▸ The task
Among the entries below, find the lines with "автора" and copy them.

▸ Record set
....

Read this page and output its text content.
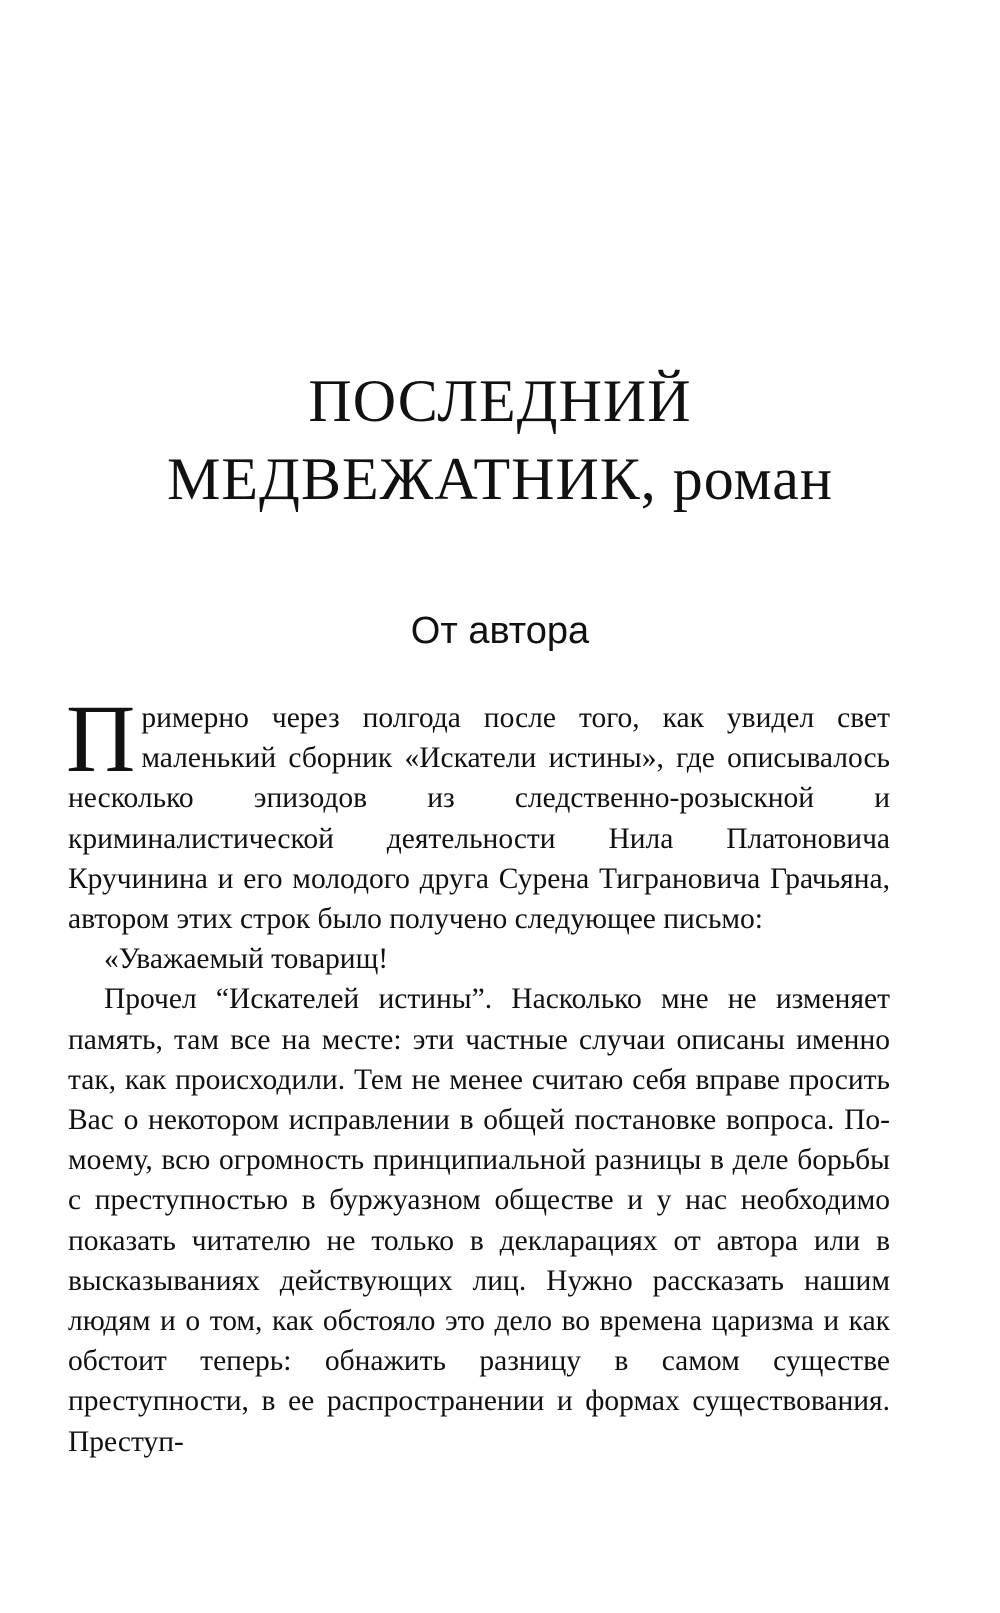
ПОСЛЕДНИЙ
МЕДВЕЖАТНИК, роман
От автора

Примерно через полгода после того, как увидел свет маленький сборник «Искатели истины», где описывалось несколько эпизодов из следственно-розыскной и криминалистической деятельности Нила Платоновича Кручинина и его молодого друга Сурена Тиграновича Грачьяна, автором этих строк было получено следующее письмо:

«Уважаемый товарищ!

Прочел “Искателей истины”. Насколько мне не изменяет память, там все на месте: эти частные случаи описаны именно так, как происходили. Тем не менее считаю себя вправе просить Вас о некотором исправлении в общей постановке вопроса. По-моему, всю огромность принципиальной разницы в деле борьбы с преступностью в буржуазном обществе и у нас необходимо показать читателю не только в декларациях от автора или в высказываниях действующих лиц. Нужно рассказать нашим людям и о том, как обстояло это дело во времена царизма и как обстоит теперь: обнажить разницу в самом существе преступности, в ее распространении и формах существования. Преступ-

....

▸ Response
От автора
Прочел “Искателей истины”. Насколько мне не изменяет память, там все на месте: эти частные случаи описаны именно так, как происходили. Тем не менее считаю себя вправе просить Вас о некотором исправлении в общей постановке вопроса. По-моему, всю огромность принципиальной разницы в деле борьбы с преступностью в буржуазном обществе и у нас необходимо показать читателю не только в декларациях от автора или в высказываниях действующих лиц. Нужно рассказать нашим людям и о том, как обстояло это дело во времена царизма и как обстоит теперь: обнажить разницу в самом существе преступности, в ее распространении и формах существования. Преступ-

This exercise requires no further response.